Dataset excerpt
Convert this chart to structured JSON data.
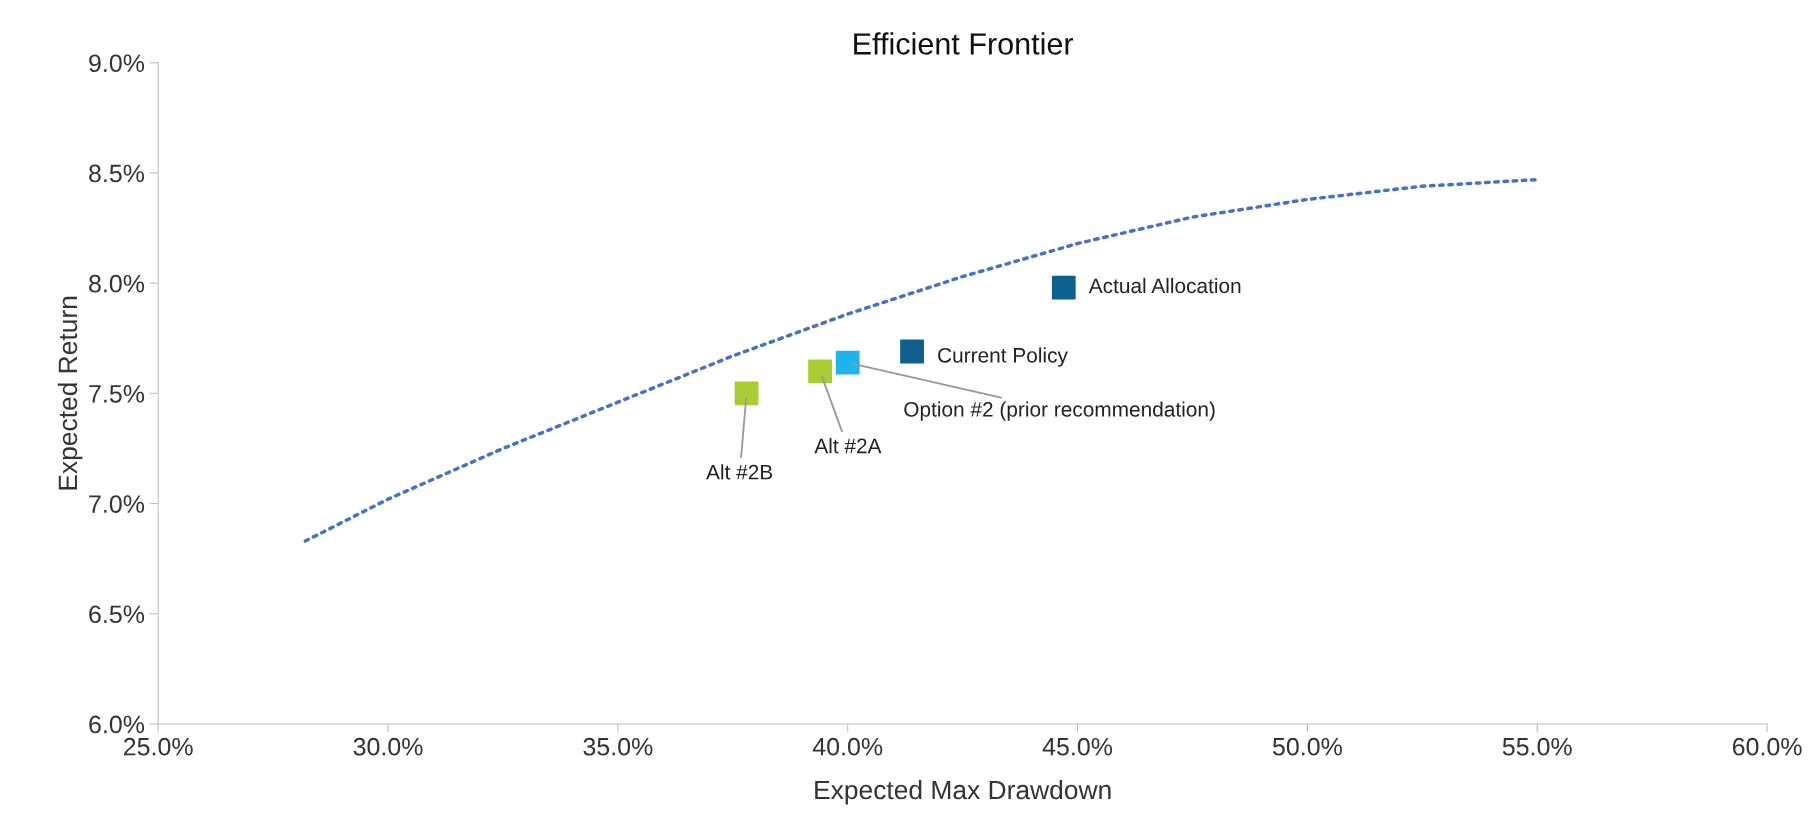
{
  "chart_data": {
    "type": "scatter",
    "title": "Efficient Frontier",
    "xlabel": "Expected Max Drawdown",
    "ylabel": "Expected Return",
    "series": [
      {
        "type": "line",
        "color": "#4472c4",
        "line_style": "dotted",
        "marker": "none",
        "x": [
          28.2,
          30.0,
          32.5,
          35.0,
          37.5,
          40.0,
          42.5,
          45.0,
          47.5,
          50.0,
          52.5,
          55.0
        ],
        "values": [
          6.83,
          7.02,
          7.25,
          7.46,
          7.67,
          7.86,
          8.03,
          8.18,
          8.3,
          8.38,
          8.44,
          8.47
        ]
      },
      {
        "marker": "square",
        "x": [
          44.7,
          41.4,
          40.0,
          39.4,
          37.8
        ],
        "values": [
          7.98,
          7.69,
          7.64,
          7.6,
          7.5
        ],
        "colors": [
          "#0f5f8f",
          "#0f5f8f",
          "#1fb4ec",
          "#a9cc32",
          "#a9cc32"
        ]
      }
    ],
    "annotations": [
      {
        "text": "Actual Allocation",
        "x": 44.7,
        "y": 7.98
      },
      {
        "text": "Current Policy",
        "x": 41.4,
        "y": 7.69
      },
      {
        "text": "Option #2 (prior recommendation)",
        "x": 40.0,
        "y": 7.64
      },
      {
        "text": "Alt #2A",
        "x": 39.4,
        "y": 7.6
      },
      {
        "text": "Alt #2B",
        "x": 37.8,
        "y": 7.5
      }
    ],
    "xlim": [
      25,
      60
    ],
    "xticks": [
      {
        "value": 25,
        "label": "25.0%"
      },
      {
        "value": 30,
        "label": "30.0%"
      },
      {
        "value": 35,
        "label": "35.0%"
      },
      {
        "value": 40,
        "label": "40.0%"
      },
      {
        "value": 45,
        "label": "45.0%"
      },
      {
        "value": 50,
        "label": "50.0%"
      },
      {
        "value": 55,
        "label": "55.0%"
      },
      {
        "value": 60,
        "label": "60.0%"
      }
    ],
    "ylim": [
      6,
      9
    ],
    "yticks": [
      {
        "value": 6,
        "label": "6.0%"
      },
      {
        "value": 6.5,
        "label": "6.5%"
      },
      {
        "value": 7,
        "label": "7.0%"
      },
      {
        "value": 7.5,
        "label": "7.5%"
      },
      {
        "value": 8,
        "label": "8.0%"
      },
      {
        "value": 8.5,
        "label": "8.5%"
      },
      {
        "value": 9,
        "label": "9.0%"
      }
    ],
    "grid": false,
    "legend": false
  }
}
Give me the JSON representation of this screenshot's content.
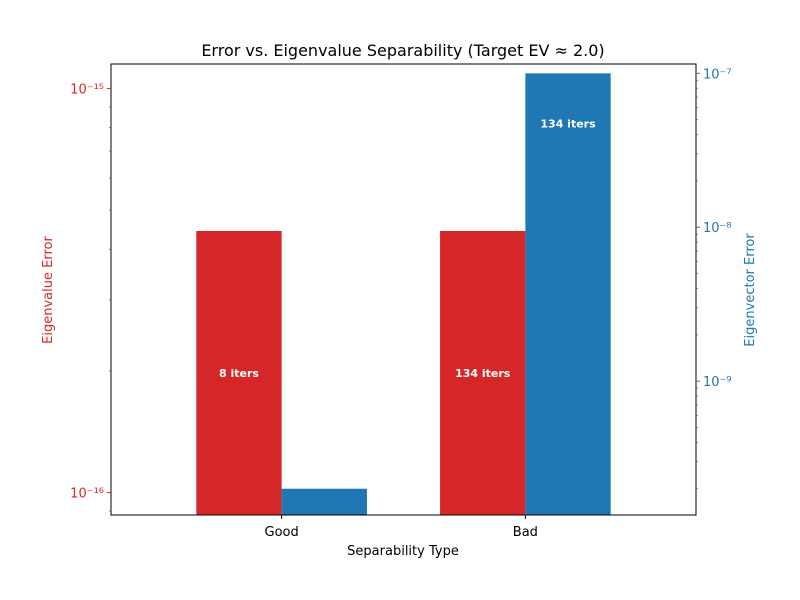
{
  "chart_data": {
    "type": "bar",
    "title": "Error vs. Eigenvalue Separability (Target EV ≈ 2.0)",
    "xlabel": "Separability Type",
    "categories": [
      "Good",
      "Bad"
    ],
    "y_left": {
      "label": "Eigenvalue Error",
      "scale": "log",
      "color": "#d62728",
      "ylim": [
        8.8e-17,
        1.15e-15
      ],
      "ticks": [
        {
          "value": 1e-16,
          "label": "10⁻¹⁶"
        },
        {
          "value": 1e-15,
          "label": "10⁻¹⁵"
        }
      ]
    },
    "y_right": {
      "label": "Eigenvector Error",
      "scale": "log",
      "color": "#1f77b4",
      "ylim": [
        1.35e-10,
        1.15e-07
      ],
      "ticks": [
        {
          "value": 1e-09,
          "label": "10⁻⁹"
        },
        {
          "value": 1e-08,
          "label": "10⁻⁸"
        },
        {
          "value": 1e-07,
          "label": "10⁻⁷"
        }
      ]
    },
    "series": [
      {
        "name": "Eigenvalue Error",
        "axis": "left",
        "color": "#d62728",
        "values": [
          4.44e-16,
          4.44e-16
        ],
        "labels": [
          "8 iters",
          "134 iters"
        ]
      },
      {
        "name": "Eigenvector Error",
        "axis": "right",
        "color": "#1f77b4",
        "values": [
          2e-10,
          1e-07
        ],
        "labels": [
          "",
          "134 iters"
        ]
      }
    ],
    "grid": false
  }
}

**EXERCISE DETAILS:** Go through the data and gather every line that holds "Expected".

**WRITTEN RESPONSE:**
    "xlabel": "Expected Max Drawdown",
    "ylabel": "Expected Return",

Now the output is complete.